:: Dataset rows ::
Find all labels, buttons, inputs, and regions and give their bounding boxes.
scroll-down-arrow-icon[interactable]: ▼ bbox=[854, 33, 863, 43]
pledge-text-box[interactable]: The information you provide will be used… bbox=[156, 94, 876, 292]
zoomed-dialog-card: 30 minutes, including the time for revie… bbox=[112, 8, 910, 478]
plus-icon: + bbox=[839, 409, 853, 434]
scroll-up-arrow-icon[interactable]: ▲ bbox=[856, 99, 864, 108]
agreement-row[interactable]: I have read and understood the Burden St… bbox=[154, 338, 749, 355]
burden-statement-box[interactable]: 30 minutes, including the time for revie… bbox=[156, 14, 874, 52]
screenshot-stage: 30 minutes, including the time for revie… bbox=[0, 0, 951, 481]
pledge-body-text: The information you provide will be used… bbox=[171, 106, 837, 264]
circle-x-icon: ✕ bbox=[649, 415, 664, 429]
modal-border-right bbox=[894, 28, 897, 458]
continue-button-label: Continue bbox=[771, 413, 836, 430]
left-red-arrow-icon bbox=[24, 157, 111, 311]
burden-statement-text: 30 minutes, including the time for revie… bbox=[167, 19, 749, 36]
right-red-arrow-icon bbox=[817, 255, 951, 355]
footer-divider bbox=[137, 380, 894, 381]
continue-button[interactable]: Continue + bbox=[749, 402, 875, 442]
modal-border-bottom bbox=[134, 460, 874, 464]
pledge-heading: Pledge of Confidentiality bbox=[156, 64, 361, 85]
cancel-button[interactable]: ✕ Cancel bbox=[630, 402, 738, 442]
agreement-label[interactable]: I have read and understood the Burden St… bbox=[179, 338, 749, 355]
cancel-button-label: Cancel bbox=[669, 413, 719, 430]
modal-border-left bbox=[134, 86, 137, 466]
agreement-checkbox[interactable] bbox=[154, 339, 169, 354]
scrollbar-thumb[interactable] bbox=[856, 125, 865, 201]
:::
__What the task requires__
Reproduce the listing above line for line, with no changes.

__Exercise answer__
Find all labels, buttons, inputs, and regions and give their bounding boxes.
scroll-down-arrow-icon[interactable]: ▼ bbox=[854, 33, 863, 43]
pledge-text-box[interactable]: The information you provide will be used… bbox=[156, 94, 876, 292]
zoomed-dialog-card: 30 minutes, including the time for revie… bbox=[112, 8, 910, 478]
plus-icon: + bbox=[839, 409, 853, 434]
scroll-up-arrow-icon[interactable]: ▲ bbox=[856, 99, 864, 108]
agreement-row[interactable]: I have read and understood the Burden St… bbox=[154, 338, 749, 355]
burden-statement-box[interactable]: 30 minutes, including the time for revie… bbox=[156, 14, 874, 52]
screenshot-stage: 30 minutes, including the time for revie… bbox=[0, 0, 951, 481]
pledge-body-text: The information you provide will be used… bbox=[171, 106, 837, 264]
circle-x-icon: ✕ bbox=[649, 415, 664, 429]
modal-border-right bbox=[894, 28, 897, 458]
continue-button-label: Continue bbox=[771, 413, 836, 430]
left-red-arrow-icon bbox=[24, 157, 111, 311]
burden-statement-text: 30 minutes, including the time for revie… bbox=[167, 19, 749, 36]
right-red-arrow-icon bbox=[817, 255, 951, 355]
footer-divider bbox=[137, 380, 894, 381]
continue-button[interactable]: Continue + bbox=[749, 402, 875, 442]
modal-border-bottom bbox=[134, 460, 874, 464]
pledge-heading: Pledge of Confidentiality bbox=[156, 64, 361, 85]
cancel-button[interactable]: ✕ Cancel bbox=[630, 402, 738, 442]
agreement-label[interactable]: I have read and understood the Burden St… bbox=[179, 338, 749, 355]
cancel-button-label: Cancel bbox=[669, 413, 719, 430]
modal-border-left bbox=[134, 86, 137, 466]
agreement-checkbox[interactable] bbox=[154, 339, 169, 354]
scrollbar-thumb[interactable] bbox=[856, 125, 865, 201]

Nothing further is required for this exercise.